* **What is needed**
Repeat what the lines below say, word for word, and skip every image.

[Records shown start]

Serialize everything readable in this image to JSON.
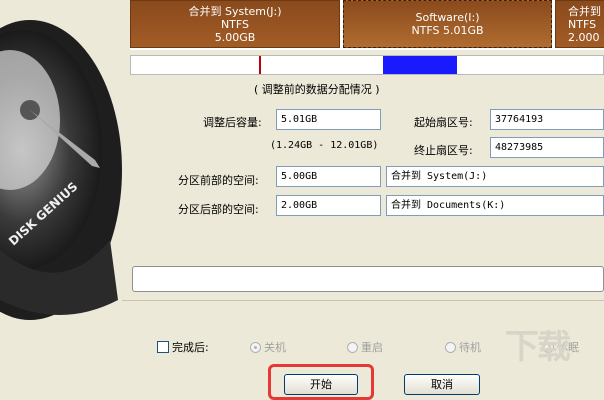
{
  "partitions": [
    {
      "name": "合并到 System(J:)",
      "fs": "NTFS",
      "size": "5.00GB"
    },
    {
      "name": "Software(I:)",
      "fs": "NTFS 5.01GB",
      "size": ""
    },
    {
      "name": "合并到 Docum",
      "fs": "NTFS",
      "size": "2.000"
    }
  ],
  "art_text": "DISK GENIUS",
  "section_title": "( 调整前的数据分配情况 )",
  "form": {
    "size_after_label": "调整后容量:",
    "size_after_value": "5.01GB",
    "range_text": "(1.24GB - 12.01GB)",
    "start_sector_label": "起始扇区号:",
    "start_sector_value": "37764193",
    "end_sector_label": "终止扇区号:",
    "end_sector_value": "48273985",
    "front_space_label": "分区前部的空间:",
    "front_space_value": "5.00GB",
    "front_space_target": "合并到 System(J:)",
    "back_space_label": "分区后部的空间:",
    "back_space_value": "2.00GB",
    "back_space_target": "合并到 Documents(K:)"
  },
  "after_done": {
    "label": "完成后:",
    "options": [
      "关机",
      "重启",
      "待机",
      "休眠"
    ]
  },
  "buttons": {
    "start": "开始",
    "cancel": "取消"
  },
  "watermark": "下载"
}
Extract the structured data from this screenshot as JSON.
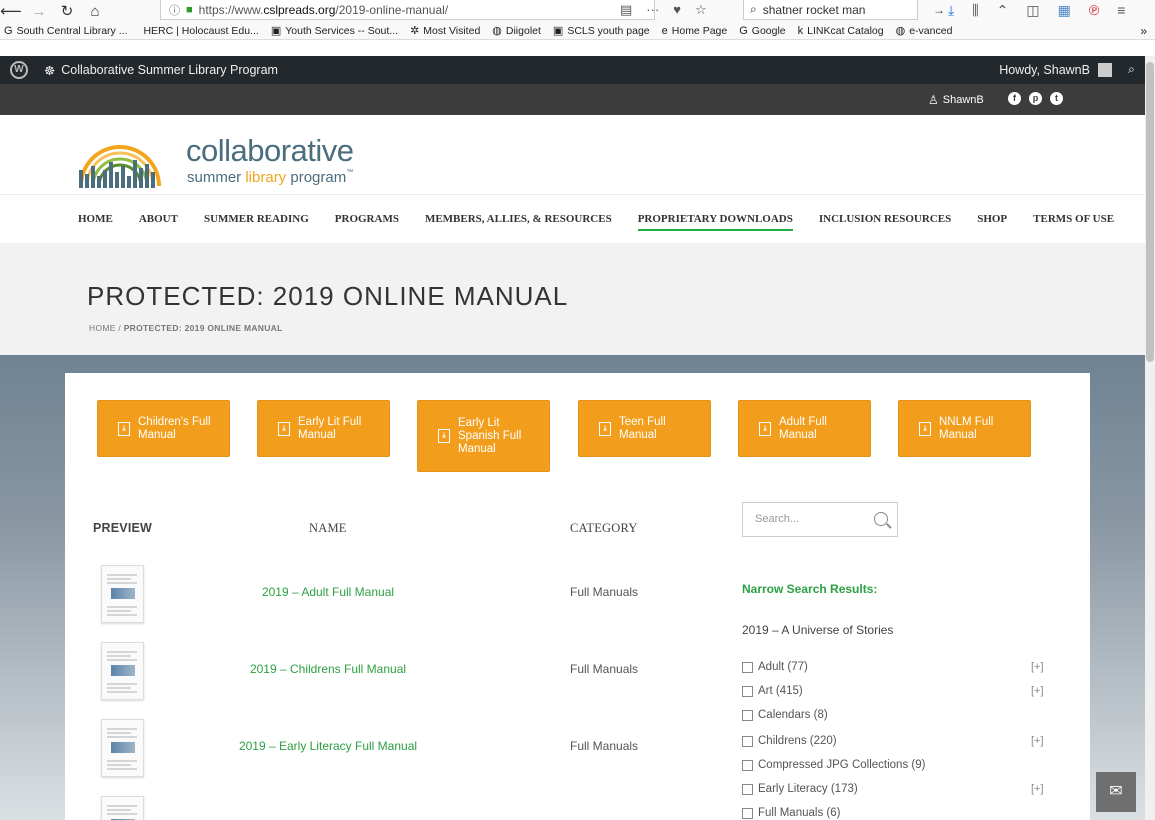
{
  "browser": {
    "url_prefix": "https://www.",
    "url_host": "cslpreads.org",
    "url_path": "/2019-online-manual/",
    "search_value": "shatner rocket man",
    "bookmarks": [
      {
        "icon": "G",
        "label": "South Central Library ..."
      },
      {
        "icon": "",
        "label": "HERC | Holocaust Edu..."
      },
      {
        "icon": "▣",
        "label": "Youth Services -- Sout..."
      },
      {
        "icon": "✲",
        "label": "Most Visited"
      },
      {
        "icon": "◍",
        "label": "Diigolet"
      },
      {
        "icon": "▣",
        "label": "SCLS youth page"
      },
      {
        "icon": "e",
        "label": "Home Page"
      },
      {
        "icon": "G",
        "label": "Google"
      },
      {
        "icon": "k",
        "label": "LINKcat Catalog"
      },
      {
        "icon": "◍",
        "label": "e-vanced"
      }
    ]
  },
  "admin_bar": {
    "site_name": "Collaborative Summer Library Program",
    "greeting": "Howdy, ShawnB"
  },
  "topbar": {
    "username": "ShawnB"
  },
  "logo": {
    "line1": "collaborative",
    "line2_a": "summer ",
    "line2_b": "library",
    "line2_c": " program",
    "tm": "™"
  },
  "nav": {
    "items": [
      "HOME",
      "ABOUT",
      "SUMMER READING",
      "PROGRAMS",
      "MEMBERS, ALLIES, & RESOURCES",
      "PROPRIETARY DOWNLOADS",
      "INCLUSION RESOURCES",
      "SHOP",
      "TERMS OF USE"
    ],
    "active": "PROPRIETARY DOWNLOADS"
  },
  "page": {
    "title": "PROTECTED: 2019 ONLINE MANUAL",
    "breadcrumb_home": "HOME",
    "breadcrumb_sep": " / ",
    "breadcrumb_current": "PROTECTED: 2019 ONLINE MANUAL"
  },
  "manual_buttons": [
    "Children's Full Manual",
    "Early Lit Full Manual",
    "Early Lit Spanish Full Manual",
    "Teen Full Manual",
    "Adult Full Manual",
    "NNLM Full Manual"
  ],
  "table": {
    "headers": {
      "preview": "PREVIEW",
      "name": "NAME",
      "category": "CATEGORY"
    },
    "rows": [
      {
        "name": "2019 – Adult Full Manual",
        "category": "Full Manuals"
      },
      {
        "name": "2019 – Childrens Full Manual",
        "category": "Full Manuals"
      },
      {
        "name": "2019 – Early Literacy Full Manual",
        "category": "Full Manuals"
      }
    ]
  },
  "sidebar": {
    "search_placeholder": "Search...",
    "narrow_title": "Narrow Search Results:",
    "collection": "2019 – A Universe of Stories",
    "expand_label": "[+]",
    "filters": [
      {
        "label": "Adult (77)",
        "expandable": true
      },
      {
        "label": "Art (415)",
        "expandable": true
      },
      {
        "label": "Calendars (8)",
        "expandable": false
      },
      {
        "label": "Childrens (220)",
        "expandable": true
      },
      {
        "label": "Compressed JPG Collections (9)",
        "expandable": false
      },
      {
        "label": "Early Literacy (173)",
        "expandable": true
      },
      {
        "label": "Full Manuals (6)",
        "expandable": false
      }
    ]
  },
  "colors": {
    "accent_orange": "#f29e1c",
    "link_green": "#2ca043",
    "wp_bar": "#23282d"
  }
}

[Records shown end]

* **Response to this exercise**
Serialize everything readable in this image to JSON.
{
  "partitions": [
    {
      "name": "合并到 System(J:)",
      "fs": "NTFS",
      "size": "5.00GB"
    },
    {
      "name": "Software(I:)",
      "fs": "NTFS 5.01GB",
      "size": ""
    },
    {
      "name": "合并到 Docum",
      "fs": "NTFS",
      "size": "2.000"
    }
  ],
  "art_text": "DISK GENIUS",
  "section_title": "( 调整前的数据分配情况 )",
  "form": {
    "size_after_label": "调整后容量:",
    "size_after_value": "5.01GB",
    "range_text": "(1.24GB - 12.01GB)",
    "start_sector_label": "起始扇区号:",
    "start_sector_value": "37764193",
    "end_sector_label": "终止扇区号:",
    "end_sector_value": "48273985",
    "front_space_label": "分区前部的空间:",
    "front_space_value": "5.00GB",
    "front_space_target": "合并到 System(J:)",
    "back_space_label": "分区后部的空间:",
    "back_space_value": "2.00GB",
    "back_space_target": "合并到 Documents(K:)"
  },
  "after_done": {
    "label": "完成后:",
    "options": [
      "关机",
      "重启",
      "待机",
      "休眠"
    ]
  },
  "buttons": {
    "start": "开始",
    "cancel": "取消"
  },
  "watermark": "下载"
}
Extract the structured data from this screenshot as JSON.
{
  "browser": {
    "url_prefix": "https://www.",
    "url_host": "cslpreads.org",
    "url_path": "/2019-online-manual/",
    "search_value": "shatner rocket man",
    "bookmarks": [
      {
        "icon": "G",
        "label": "South Central Library ..."
      },
      {
        "icon": "",
        "label": "HERC | Holocaust Edu..."
      },
      {
        "icon": "▣",
        "label": "Youth Services -- Sout..."
      },
      {
        "icon": "✲",
        "label": "Most Visited"
      },
      {
        "icon": "◍",
        "label": "Diigolet"
      },
      {
        "icon": "▣",
        "label": "SCLS youth page"
      },
      {
        "icon": "e",
        "label": "Home Page"
      },
      {
        "icon": "G",
        "label": "Google"
      },
      {
        "icon": "k",
        "label": "LINKcat Catalog"
      },
      {
        "icon": "◍",
        "label": "e-vanced"
      }
    ]
  },
  "admin_bar": {
    "site_name": "Collaborative Summer Library Program",
    "greeting": "Howdy, ShawnB"
  },
  "topbar": {
    "username": "ShawnB"
  },
  "logo": {
    "line1": "collaborative",
    "line2_a": "summer ",
    "line2_b": "library",
    "line2_c": " program",
    "tm": "™"
  },
  "nav": {
    "items": [
      "HOME",
      "ABOUT",
      "SUMMER READING",
      "PROGRAMS",
      "MEMBERS, ALLIES, & RESOURCES",
      "PROPRIETARY DOWNLOADS",
      "INCLUSION RESOURCES",
      "SHOP",
      "TERMS OF USE"
    ],
    "active": "PROPRIETARY DOWNLOADS"
  },
  "page": {
    "title": "PROTECTED: 2019 ONLINE MANUAL",
    "breadcrumb_home": "HOME",
    "breadcrumb_sep": " / ",
    "breadcrumb_current": "PROTECTED: 2019 ONLINE MANUAL"
  },
  "manual_buttons": [
    "Children's Full Manual",
    "Early Lit Full Manual",
    "Early Lit Spanish Full Manual",
    "Teen Full Manual",
    "Adult Full Manual",
    "NNLM Full Manual"
  ],
  "table": {
    "headers": {
      "preview": "PREVIEW",
      "name": "NAME",
      "category": "CATEGORY"
    },
    "rows": [
      {
        "name": "2019 – Adult Full Manual",
        "category": "Full Manuals"
      },
      {
        "name": "2019 – Childrens Full Manual",
        "category": "Full Manuals"
      },
      {
        "name": "2019 – Early Literacy Full Manual",
        "category": "Full Manuals"
      }
    ]
  },
  "sidebar": {
    "search_placeholder": "Search...",
    "narrow_title": "Narrow Search Results:",
    "collection": "2019 – A Universe of Stories",
    "expand_label": "[+]",
    "filters": [
      {
        "label": "Adult (77)",
        "expandable": true
      },
      {
        "label": "Art (415)",
        "expandable": true
      },
      {
        "label": "Calendars (8)",
        "expandable": false
      },
      {
        "label": "Childrens (220)",
        "expandable": true
      },
      {
        "label": "Compressed JPG Collections (9)",
        "expandable": false
      },
      {
        "label": "Early Literacy (173)",
        "expandable": true
      },
      {
        "label": "Full Manuals (6)",
        "expandable": false
      }
    ]
  },
  "colors": {
    "accent_orange": "#f29e1c",
    "link_green": "#2ca043",
    "wp_bar": "#23282d"
  }
}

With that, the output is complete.